(Data records)
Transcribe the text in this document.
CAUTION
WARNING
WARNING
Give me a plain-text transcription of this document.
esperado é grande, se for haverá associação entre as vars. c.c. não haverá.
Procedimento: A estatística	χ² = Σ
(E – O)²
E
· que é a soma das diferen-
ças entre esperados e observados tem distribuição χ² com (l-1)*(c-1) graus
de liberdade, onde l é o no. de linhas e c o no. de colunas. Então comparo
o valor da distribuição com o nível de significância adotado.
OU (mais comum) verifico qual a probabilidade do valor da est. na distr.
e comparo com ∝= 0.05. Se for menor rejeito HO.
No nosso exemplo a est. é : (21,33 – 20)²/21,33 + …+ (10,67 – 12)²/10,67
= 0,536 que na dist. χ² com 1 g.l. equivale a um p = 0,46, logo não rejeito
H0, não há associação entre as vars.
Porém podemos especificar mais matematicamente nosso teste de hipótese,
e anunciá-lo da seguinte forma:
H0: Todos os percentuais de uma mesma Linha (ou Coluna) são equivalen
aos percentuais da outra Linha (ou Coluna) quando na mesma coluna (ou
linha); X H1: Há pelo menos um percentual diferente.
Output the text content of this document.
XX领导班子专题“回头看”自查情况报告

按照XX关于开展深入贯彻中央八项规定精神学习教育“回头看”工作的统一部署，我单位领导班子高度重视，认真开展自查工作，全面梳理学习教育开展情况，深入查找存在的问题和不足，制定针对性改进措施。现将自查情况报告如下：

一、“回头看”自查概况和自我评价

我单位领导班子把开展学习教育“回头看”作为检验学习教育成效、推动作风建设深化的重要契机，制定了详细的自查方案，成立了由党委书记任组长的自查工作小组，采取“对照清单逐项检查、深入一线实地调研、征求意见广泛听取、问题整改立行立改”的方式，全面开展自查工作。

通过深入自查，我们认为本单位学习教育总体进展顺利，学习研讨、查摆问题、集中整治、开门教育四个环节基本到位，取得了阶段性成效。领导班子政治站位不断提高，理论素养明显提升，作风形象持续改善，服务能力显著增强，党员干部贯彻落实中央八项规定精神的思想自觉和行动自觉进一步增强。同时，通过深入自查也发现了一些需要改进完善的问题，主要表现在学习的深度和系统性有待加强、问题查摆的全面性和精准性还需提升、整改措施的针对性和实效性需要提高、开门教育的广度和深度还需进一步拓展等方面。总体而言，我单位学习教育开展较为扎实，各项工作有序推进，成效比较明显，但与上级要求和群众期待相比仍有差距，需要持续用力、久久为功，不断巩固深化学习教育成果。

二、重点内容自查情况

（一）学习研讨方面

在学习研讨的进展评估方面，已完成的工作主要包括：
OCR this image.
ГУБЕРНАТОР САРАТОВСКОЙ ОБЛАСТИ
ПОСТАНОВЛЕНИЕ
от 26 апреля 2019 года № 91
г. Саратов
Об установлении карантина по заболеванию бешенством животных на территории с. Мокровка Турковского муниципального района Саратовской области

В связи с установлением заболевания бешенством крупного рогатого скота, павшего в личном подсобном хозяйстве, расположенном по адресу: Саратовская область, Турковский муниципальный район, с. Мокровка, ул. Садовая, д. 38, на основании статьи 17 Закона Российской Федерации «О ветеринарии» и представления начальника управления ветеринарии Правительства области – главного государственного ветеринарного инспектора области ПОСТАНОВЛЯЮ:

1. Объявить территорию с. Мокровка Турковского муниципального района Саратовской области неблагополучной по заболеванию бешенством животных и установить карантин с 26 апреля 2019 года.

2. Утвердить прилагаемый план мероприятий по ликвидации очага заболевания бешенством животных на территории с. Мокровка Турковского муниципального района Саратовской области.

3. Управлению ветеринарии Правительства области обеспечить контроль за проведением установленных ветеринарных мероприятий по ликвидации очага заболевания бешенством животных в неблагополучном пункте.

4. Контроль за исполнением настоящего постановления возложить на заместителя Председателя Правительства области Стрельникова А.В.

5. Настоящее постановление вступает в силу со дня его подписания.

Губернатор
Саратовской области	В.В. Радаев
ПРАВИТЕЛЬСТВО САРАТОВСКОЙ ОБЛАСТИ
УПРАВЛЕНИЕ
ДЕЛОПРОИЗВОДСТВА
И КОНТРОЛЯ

AIM OF THE TASK
In the records above, how many lines include the string "ветеринарии"? Answer with only the number.

EXPECTED ANSWER
2